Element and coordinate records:
--- START ---

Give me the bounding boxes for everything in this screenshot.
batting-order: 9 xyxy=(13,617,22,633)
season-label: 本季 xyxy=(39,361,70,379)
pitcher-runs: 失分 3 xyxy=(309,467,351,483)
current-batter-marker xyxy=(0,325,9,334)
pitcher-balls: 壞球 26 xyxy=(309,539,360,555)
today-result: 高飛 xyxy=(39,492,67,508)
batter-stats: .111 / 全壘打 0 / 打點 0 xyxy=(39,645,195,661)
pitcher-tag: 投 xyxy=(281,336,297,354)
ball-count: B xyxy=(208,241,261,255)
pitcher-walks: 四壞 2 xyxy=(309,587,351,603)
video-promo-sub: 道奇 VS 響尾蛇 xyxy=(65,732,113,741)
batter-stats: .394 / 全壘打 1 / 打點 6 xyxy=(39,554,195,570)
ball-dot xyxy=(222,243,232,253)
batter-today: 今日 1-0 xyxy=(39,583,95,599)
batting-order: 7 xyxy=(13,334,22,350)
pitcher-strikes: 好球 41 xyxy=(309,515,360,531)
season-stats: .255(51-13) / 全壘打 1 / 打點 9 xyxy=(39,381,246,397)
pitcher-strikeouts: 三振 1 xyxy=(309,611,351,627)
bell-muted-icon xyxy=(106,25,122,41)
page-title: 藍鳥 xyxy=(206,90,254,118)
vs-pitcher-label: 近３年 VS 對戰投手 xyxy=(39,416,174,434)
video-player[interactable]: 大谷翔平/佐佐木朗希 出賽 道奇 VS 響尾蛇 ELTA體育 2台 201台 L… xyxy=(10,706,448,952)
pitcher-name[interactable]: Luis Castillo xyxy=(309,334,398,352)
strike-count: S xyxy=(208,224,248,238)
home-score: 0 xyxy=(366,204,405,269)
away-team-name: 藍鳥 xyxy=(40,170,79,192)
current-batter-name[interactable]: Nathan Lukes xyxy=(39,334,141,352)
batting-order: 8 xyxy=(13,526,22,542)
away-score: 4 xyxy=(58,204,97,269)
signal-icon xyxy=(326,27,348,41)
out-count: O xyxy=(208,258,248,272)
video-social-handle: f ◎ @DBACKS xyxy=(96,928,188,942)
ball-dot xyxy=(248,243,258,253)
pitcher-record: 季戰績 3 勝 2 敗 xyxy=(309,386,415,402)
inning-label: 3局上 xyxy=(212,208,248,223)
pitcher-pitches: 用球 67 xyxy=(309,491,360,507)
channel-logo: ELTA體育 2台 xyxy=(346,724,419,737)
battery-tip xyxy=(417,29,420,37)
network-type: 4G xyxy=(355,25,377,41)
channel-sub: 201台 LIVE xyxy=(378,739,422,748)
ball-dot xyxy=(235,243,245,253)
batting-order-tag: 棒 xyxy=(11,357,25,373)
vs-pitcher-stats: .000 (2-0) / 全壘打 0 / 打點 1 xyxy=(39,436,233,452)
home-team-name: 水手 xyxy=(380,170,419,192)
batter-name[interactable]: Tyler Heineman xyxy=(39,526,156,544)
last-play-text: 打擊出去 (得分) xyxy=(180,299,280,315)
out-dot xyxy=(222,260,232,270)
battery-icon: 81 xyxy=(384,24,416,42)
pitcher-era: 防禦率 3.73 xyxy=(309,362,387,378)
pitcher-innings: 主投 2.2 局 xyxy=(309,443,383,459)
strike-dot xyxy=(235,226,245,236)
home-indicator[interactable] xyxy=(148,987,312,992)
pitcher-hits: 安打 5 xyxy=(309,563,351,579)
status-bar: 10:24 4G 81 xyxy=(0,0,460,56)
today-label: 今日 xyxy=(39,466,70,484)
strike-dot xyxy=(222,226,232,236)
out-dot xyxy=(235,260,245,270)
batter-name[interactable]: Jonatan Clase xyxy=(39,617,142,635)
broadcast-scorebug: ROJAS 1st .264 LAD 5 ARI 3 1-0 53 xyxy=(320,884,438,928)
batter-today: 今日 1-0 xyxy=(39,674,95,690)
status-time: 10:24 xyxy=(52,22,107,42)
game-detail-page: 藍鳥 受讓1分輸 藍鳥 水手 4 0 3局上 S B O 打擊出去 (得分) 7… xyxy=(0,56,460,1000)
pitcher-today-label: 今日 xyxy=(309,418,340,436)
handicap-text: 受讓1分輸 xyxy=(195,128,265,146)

--- END ---

= THE TASK =
Repeat every line of the material above word for word.

= EXERCISE OUTPUT =
Give me the bounding boxes for everything in this screenshot.
batting-order: 9 xyxy=(13,617,22,633)
season-label: 本季 xyxy=(39,361,70,379)
pitcher-runs: 失分 3 xyxy=(309,467,351,483)
current-batter-marker xyxy=(0,325,9,334)
pitcher-balls: 壞球 26 xyxy=(309,539,360,555)
today-result: 高飛 xyxy=(39,492,67,508)
batter-stats: .111 / 全壘打 0 / 打點 0 xyxy=(39,645,195,661)
pitcher-tag: 投 xyxy=(281,336,297,354)
ball-count: B xyxy=(208,241,261,255)
pitcher-walks: 四壞 2 xyxy=(309,587,351,603)
video-promo-sub: 道奇 VS 響尾蛇 xyxy=(65,732,113,741)
batter-stats: .394 / 全壘打 1 / 打點 6 xyxy=(39,554,195,570)
ball-dot xyxy=(222,243,232,253)
batter-today: 今日 1-0 xyxy=(39,583,95,599)
batting-order: 7 xyxy=(13,334,22,350)
pitcher-strikes: 好球 41 xyxy=(309,515,360,531)
season-stats: .255(51-13) / 全壘打 1 / 打點 9 xyxy=(39,381,246,397)
pitcher-strikeouts: 三振 1 xyxy=(309,611,351,627)
bell-muted-icon xyxy=(106,25,122,41)
page-title: 藍鳥 xyxy=(206,90,254,118)
vs-pitcher-label: 近３年 VS 對戰投手 xyxy=(39,416,174,434)
video-player[interactable]: 大谷翔平/佐佐木朗希 出賽 道奇 VS 響尾蛇 ELTA體育 2台 201台 L… xyxy=(10,706,448,952)
pitcher-name[interactable]: Luis Castillo xyxy=(309,334,398,352)
strike-count: S xyxy=(208,224,248,238)
home-score: 0 xyxy=(366,204,405,269)
away-team-name: 藍鳥 xyxy=(40,170,79,192)
current-batter-name[interactable]: Nathan Lukes xyxy=(39,334,141,352)
batting-order: 8 xyxy=(13,526,22,542)
away-score: 4 xyxy=(58,204,97,269)
signal-icon xyxy=(326,27,348,41)
out-count: O xyxy=(208,258,248,272)
video-social-handle: f ◎ @DBACKS xyxy=(96,928,188,942)
ball-dot xyxy=(248,243,258,253)
pitcher-record: 季戰績 3 勝 2 敗 xyxy=(309,386,415,402)
inning-label: 3局上 xyxy=(212,208,248,223)
pitcher-pitches: 用球 67 xyxy=(309,491,360,507)
channel-logo: ELTA體育 2台 xyxy=(346,724,419,737)
battery-tip xyxy=(417,29,420,37)
network-type: 4G xyxy=(355,25,377,41)
channel-sub: 201台 LIVE xyxy=(378,739,422,748)
ball-dot xyxy=(235,243,245,253)
batting-order-tag: 棒 xyxy=(11,357,25,373)
vs-pitcher-stats: .000 (2-0) / 全壘打 0 / 打點 1 xyxy=(39,436,233,452)
home-team-name: 水手 xyxy=(380,170,419,192)
batter-name[interactable]: Tyler Heineman xyxy=(39,526,156,544)
last-play-text: 打擊出去 (得分) xyxy=(180,299,280,315)
out-dot xyxy=(222,260,232,270)
battery-icon: 81 xyxy=(384,24,416,42)
pitcher-era: 防禦率 3.73 xyxy=(309,362,387,378)
pitcher-innings: 主投 2.2 局 xyxy=(309,443,383,459)
strike-dot xyxy=(235,226,245,236)
home-indicator[interactable] xyxy=(148,987,312,992)
pitcher-hits: 安打 5 xyxy=(309,563,351,579)
status-bar: 10:24 4G 81 xyxy=(0,0,460,56)
today-label: 今日 xyxy=(39,466,70,484)
strike-dot xyxy=(222,226,232,236)
out-dot xyxy=(235,260,245,270)
batter-name[interactable]: Jonatan Clase xyxy=(39,617,142,635)
broadcast-scorebug: ROJAS 1st .264 LAD 5 ARI 3 1-0 53 xyxy=(320,884,438,928)
batter-today: 今日 1-0 xyxy=(39,674,95,690)
status-time: 10:24 xyxy=(52,22,107,42)
game-detail-page: 藍鳥 受讓1分輸 藍鳥 水手 4 0 3局上 S B O 打擊出去 (得分) 7… xyxy=(0,56,460,1000)
pitcher-today-label: 今日 xyxy=(309,418,340,436)
handicap-text: 受讓1分輸 xyxy=(195,128,265,146)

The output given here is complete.